Direction - Sort through the entries below and pull out lines containing the word "Rainfall".

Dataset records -
↓↓↓
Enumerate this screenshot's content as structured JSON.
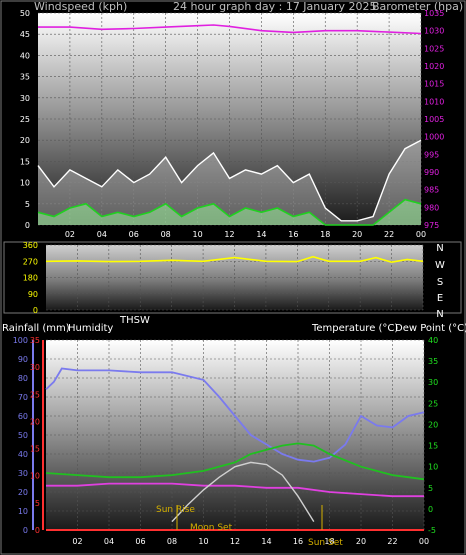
{
  "header": {
    "left": "Windspeed (kph)",
    "center": "24 hour graph day : 17 January 2025",
    "right": "Barometer (hpa)"
  },
  "direction_letters": [
    "N",
    "W",
    "S",
    "E",
    "N"
  ],
  "labels": {
    "rainfall": "Rainfall (mm)",
    "humidity": "Humidity",
    "thsw": "THSW",
    "temperature": "Temperature (°C)",
    "dewpoint": "Dew Point (°C)",
    "sunrise": "Sun Rise",
    "moonset": "Moon Set",
    "sunset": "Sun Set"
  },
  "colors": {
    "barometer": "#e020e0",
    "wind_gust": "#ffffff",
    "wind_avg": "#20d020",
    "wind_dir": "#ffff00",
    "humidity": "#7a7aee",
    "temperature": "#e040e0",
    "dewpoint": "#20c020",
    "solar": "#d0d0d0",
    "rain": "#ff3030"
  },
  "chart_data": [
    {
      "type": "line",
      "x_tick_labels": [
        "02",
        "04",
        "06",
        "08",
        "10",
        "12",
        "14",
        "16",
        "18",
        "20",
        "22",
        "00"
      ],
      "y_left": {
        "label": "Windspeed (kph)",
        "range": [
          0,
          50
        ],
        "ticks": [
          0,
          5,
          10,
          15,
          20,
          25,
          30,
          35,
          40,
          45,
          50
        ]
      },
      "y_right": {
        "label": "Barometer (hpa)",
        "range": [
          975,
          1035
        ],
        "ticks": [
          975,
          980,
          985,
          990,
          995,
          1000,
          1005,
          1010,
          1015,
          1020,
          1025,
          1030,
          1035
        ]
      },
      "series": [
        {
          "name": "Barometer",
          "axis": "right",
          "x": [
            0,
            2,
            4,
            6,
            8,
            10,
            11,
            12,
            14,
            16,
            18,
            20,
            22,
            24
          ],
          "values": [
            1031,
            1031,
            1030.4,
            1030.6,
            1031,
            1031.4,
            1031.6,
            1031.2,
            1030,
            1029.5,
            1030,
            1030,
            1029.6,
            1029.2
          ]
        },
        {
          "name": "Gust",
          "axis": "left",
          "x": [
            0,
            1,
            2,
            3,
            4,
            5,
            6,
            7,
            8,
            9,
            10,
            11,
            12,
            13,
            14,
            15,
            16,
            17,
            18,
            19,
            20,
            21,
            22,
            23,
            24
          ],
          "values": [
            14,
            9,
            13,
            11,
            9,
            13,
            10,
            12,
            16,
            10,
            14,
            17,
            11,
            13,
            12,
            14,
            10,
            12,
            4,
            1,
            1,
            2,
            12,
            18,
            20
          ]
        },
        {
          "name": "Average",
          "axis": "left",
          "x": [
            0,
            1,
            2,
            3,
            4,
            5,
            6,
            7,
            8,
            9,
            10,
            11,
            12,
            13,
            14,
            15,
            16,
            17,
            18,
            19,
            20,
            21,
            22,
            23,
            24
          ],
          "values": [
            3,
            2,
            4,
            5,
            2,
            3,
            2,
            3,
            5,
            2,
            4,
            5,
            2,
            4,
            3,
            4,
            2,
            3,
            0,
            0,
            0,
            0,
            3,
            6,
            5
          ]
        }
      ]
    },
    {
      "type": "line",
      "y_left": {
        "ticks": [
          0,
          90,
          180,
          270,
          360
        ],
        "range": [
          0,
          360
        ]
      },
      "series": [
        {
          "name": "Wind Direction",
          "x": [
            0,
            2,
            4,
            6,
            8,
            10,
            12,
            13,
            14,
            16,
            17,
            18,
            20,
            21,
            22,
            23,
            24
          ],
          "values": [
            270,
            272,
            268,
            270,
            275,
            270,
            290,
            280,
            270,
            268,
            295,
            270,
            270,
            290,
            265,
            280,
            270
          ]
        }
      ]
    },
    {
      "type": "line",
      "x_tick_labels": [
        "02",
        "04",
        "06",
        "08",
        "10",
        "12",
        "14",
        "16",
        "18",
        "20",
        "22",
        "00"
      ],
      "y_humidity": {
        "label": "Humidity",
        "range": [
          0,
          100
        ],
        "ticks": [
          0,
          10,
          20,
          30,
          40,
          50,
          60,
          70,
          80,
          90,
          100
        ]
      },
      "y_rain": {
        "label": "Rainfall (mm)",
        "range": [
          0,
          35
        ],
        "ticks": [
          0,
          5,
          10,
          15,
          20,
          25,
          30,
          35
        ]
      },
      "y_temperature": {
        "label": "Temperature (°C)",
        "range": [
          -5,
          40
        ],
        "ticks": [
          -5,
          0,
          5,
          10,
          15,
          20,
          25,
          30,
          35,
          40
        ]
      },
      "series": [
        {
          "name": "Humidity",
          "axis": "humidity",
          "x": [
            0,
            0.5,
            1,
            2,
            4,
            6,
            8,
            10,
            11,
            12,
            13,
            14,
            15,
            16,
            17,
            18,
            19,
            20,
            21,
            22,
            23,
            24
          ],
          "values": [
            74,
            78,
            85,
            84,
            84,
            83,
            83,
            79,
            70,
            60,
            50,
            45,
            40,
            37,
            36,
            38,
            45,
            60,
            55,
            54,
            60,
            62
          ]
        },
        {
          "name": "Temperature",
          "axis": "temperature",
          "x": [
            0,
            2,
            4,
            6,
            8,
            10,
            12,
            14,
            15,
            16,
            18,
            20,
            22,
            24
          ],
          "values": [
            5.5,
            5.5,
            6,
            6,
            6,
            5.5,
            5.5,
            5,
            5,
            5,
            4,
            3.5,
            3,
            3
          ]
        },
        {
          "name": "Dew Point",
          "axis": "temperature",
          "x": [
            0,
            2,
            4,
            6,
            8,
            10,
            12,
            13,
            14,
            15,
            16,
            17,
            18,
            20,
            22,
            23,
            24
          ],
          "values": [
            8.5,
            8,
            7.5,
            7.5,
            8,
            9,
            11,
            13,
            14,
            15,
            15.5,
            15,
            13,
            10,
            8,
            7.5,
            7
          ]
        },
        {
          "name": "THSW",
          "axis": "temperature",
          "x": [
            8,
            9,
            10,
            11,
            12,
            13,
            14,
            15,
            16,
            17
          ],
          "values": [
            -3,
            1,
            4.5,
            7.5,
            10,
            11,
            10.5,
            8,
            3,
            -3
          ]
        },
        {
          "name": "Rainfall",
          "axis": "rain",
          "x": [
            0,
            24
          ],
          "values": [
            0,
            0
          ]
        }
      ]
    }
  ]
}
↑↑↑
Task result -
    "rainfall": "Rainfall (mm)",
        "label": "Rainfall (mm)",
          "name": "Rainfall",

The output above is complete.